## Aim:
Drop the images; return everything else in the listing below exactly.

==================================================

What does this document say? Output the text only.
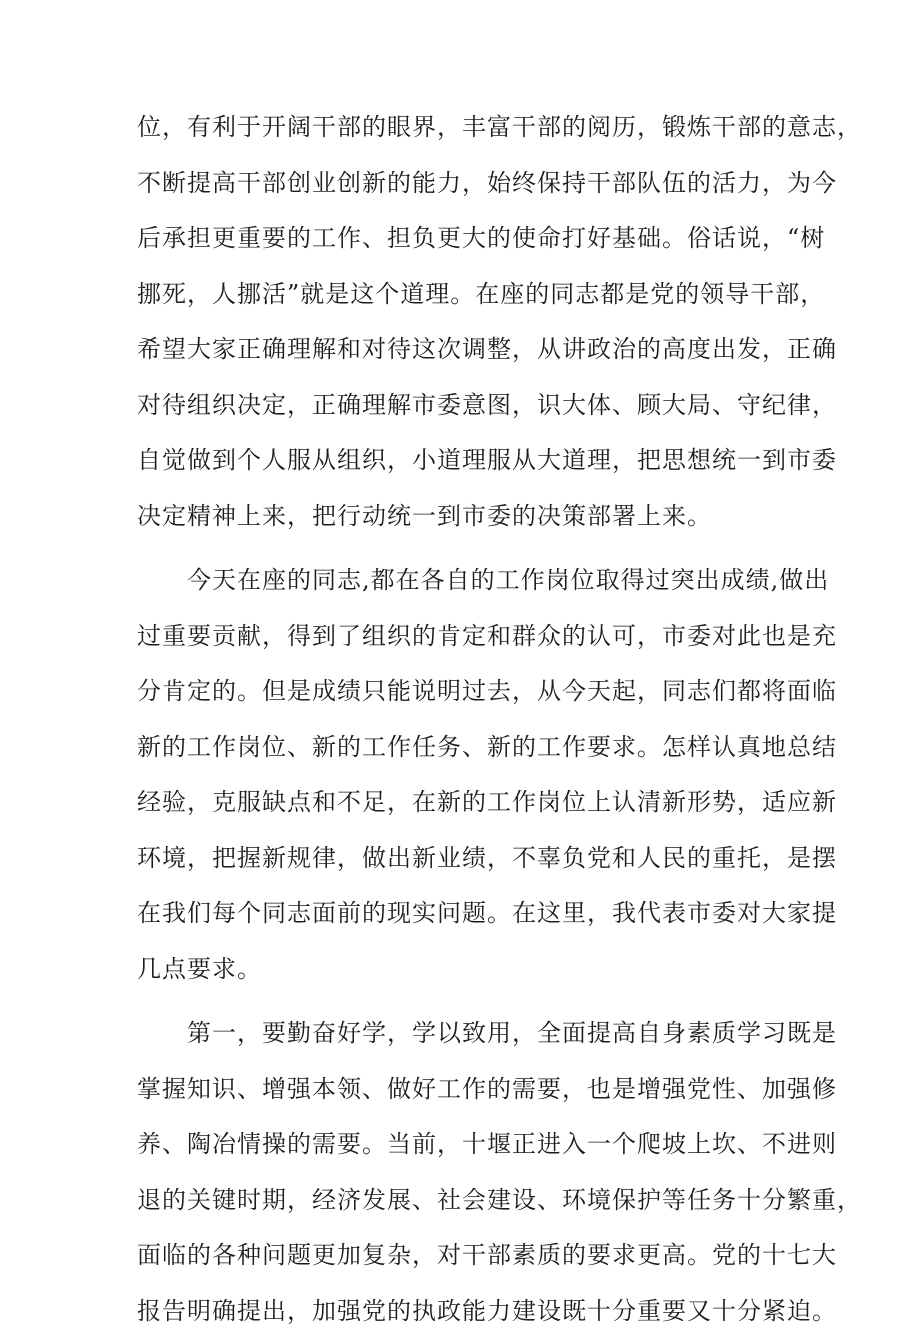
位，有利于开阔干部的眼界，丰富干部的阅历，锻炼干部的意志，
不断提高干部创业创新的能力，始终保持干部队伍的活力，为今
后承担更重要的工作、担负更大的使命打好基础。俗话说，“树
挪死，人挪活”就是这个道理。在座的同志都是党的领导干部，
希望大家正确理解和对待这次调整，从讲政治的高度出发，正确
对待组织决定，正确理解市委意图，识大体、顾大局、守纪律，
自觉做到个人服从组织，小道理服从大道理，把思想统一到市委
决定精神上来，把行动统一到市委的决策部署上来。
今天在座的同志,都在各自的工作岗位取得过突出成绩,做出
过重要贡献，得到了组织的肯定和群众的认可，市委对此也是充
分肯定的。但是成绩只能说明过去，从今天起，同志们都将面临
新的工作岗位、新的工作任务、新的工作要求。怎样认真地总结
经验，克服缺点和不足，在新的工作岗位上认清新形势，适应新
环境，把握新规律，做出新业绩，不辜负党和人民的重托，是摆
在我们每个同志面前的现实问题。在这里，我代表市委对大家提
几点要求。
第一，要勤奋好学，学以致用，全面提高自身素质学习既是
掌握知识、增强本领、做好工作的需要，也是增强党性、加强修
养、陶冶情操的需要。当前，十堰正进入一个爬坡上坎、不进则
退的关键时期，经济发展、社会建设、环境保护等任务十分繁重，
面临的各种问题更加复杂，对干部素质的要求更高。党的十七大
报告明确提出，加强党的执政能力建设既十分重要又十分紧迫。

==================================================

## Answer for this exercise:
What does this document say? Output the text only.
位，有利于开阔干部的眼界，丰富干部的阅历，锻炼干部的意志，
不断提高干部创业创新的能力，始终保持干部队伍的活力，为今
后承担更重要的工作、担负更大的使命打好基础。俗话说，“树
挪死，人挪活”就是这个道理。在座的同志都是党的领导干部，
希望大家正确理解和对待这次调整，从讲政治的高度出发，正确
对待组织决定，正确理解市委意图，识大体、顾大局、守纪律，
自觉做到个人服从组织，小道理服从大道理，把思想统一到市委
决定精神上来，把行动统一到市委的决策部署上来。
今天在座的同志,都在各自的工作岗位取得过突出成绩,做出
过重要贡献，得到了组织的肯定和群众的认可，市委对此也是充
分肯定的。但是成绩只能说明过去，从今天起，同志们都将面临
新的工作岗位、新的工作任务、新的工作要求。怎样认真地总结
经验，克服缺点和不足，在新的工作岗位上认清新形势，适应新
环境，把握新规律，做出新业绩，不辜负党和人民的重托，是摆
在我们每个同志面前的现实问题。在这里，我代表市委对大家提
几点要求。
第一，要勤奋好学，学以致用，全面提高自身素质学习既是
掌握知识、增强本领、做好工作的需要，也是增强党性、加强修
养、陶冶情操的需要。当前，十堰正进入一个爬坡上坎、不进则
退的关键时期，经济发展、社会建设、环境保护等任务十分繁重，
面临的各种问题更加复杂，对干部素质的要求更高。党的十七大
报告明确提出，加强党的执政能力建设既十分重要又十分紧迫。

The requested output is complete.